**Short exercise:**
All entries below need to be written out exactly, but without their pictures.

**Data provided:**
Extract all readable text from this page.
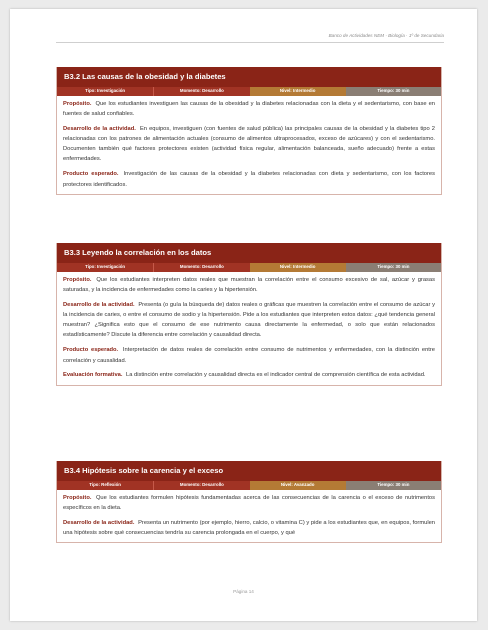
Banco de Actividades NEM · Biología · 1º de Secundaria
B3.2 Las causas de la obesidad y la diabetes
Tipo: Investigación	Momento: Desarrollo	Nivel: Intermedio	Tiempo: 30 min

Propósito. Que los estudiantes investiguen las causas de la obesidad y la diabetes relacionadas con la dieta y el sedentarismo, con base en fuentes de salud confiables.

Desarrollo de la actividad. En equipos, investiguen (con fuentes de salud pública) las principales causas de la obesidad y la diabetes tipo 2 relacionadas con los patrones de alimentación actuales (consumo de alimentos ultraprocesados, exceso de azúcares) y con el sedentarismo. Documenten también qué factores protectores existen (actividad física regular, alimentación balanceada, sueño adecuado) frente a estas enfermedades.

Producto esperado. Investigación de las causas de la obesidad y la diabetes relacionadas con dieta y sedentarismo, con los factores protectores identificados.

B3.3 Leyendo la correlación en los datos
Tipo: Investigación	Momento: Desarrollo	Nivel: Intermedio	Tiempo: 30 min

Propósito. Que los estudiantes interpreten datos reales que muestran la correlación entre el consumo excesivo de sal, azúcar y grasas saturadas, y la incidencia de enfermedades como la caries y la hipertensión.

Desarrollo de la actividad. Presenta (o guía la búsqueda de) datos reales o gráficas que muestren la correlación entre el consumo de azúcar y la incidencia de caries, o entre el consumo de sodio y la hipertensión. Pide a los estudiantes que interpreten estos datos: ¿qué tendencia general muestran? ¿Significa esto que el consumo de ese nutrimento causa directamente la enfermedad, o solo que están relacionados estadísticamente? Discute la diferencia entre correlación y causalidad directa.

Producto esperado. Interpretación de datos reales de correlación entre consumo de nutrimentos y enfermedades, con la distinción entre correlación y causalidad.

Evaluación formativa. La distinción entre correlación y causalidad directa es el indicador central de comprensión científica de esta actividad.

B3.4 Hipótesis sobre la carencia y el exceso
Tipo: Reflexión	Momento: Desarrollo	Nivel: Avanzado	Tiempo: 30 min

Propósito. Que los estudiantes formulen hipótesis fundamentadas acerca de las consecuencias de la carencia o el exceso de nutrimentos específicos en la dieta.

Desarrollo de la actividad. Presenta un nutrimento (por ejemplo, hierro, calcio, o vitamina C) y pide a los estudiantes que, en equipos, formulen una hipótesis sobre qué consecuencias tendría su carencia prolongada en el cuerpo, y qué

Página 14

**Task output:**
Extract all readable text from this page.
Banco de Actividades NEM · Biología · 1º de Secundaria
B3.2 Las causas de la obesidad y la diabetes
Tipo: Investigación	Momento: Desarrollo	Nivel: Intermedio	Tiempo: 30 min

Propósito. Que los estudiantes investiguen las causas de la obesidad y la diabetes relacionadas con la dieta y el sedentarismo, con base en fuentes de salud confiables.

Desarrollo de la actividad. En equipos, investiguen (con fuentes de salud pública) las principales causas de la obesidad y la diabetes tipo 2 relacionadas con los patrones de alimentación actuales (consumo de alimentos ultraprocesados, exceso de azúcares) y con el sedentarismo. Documenten también qué factores protectores existen (actividad física regular, alimentación balanceada, sueño adecuado) frente a estas enfermedades.

Producto esperado. Investigación de las causas de la obesidad y la diabetes relacionadas con dieta y sedentarismo, con los factores protectores identificados.

B3.3 Leyendo la correlación en los datos
Tipo: Investigación	Momento: Desarrollo	Nivel: Intermedio	Tiempo: 30 min

Propósito. Que los estudiantes interpreten datos reales que muestran la correlación entre el consumo excesivo de sal, azúcar y grasas saturadas, y la incidencia de enfermedades como la caries y la hipertensión.

Desarrollo de la actividad. Presenta (o guía la búsqueda de) datos reales o gráficas que muestren la correlación entre el consumo de azúcar y la incidencia de caries, o entre el consumo de sodio y la hipertensión. Pide a los estudiantes que interpreten estos datos: ¿qué tendencia general muestran? ¿Significa esto que el consumo de ese nutrimento causa directamente la enfermedad, o solo que están relacionados estadísticamente? Discute la diferencia entre correlación y causalidad directa.

Producto esperado. Interpretación de datos reales de correlación entre consumo de nutrimentos y enfermedades, con la distinción entre correlación y causalidad.

Evaluación formativa. La distinción entre correlación y causalidad directa es el indicador central de comprensión científica de esta actividad.

B3.4 Hipótesis sobre la carencia y el exceso
Tipo: Reflexión	Momento: Desarrollo	Nivel: Avanzado	Tiempo: 30 min

Propósito. Que los estudiantes formulen hipótesis fundamentadas acerca de las consecuencias de la carencia o el exceso de nutrimentos específicos en la dieta.

Desarrollo de la actividad. Presenta un nutrimento (por ejemplo, hierro, calcio, o vitamina C) y pide a los estudiantes que, en equipos, formulen una hipótesis sobre qué consecuencias tendría su carencia prolongada en el cuerpo, y qué

Página 14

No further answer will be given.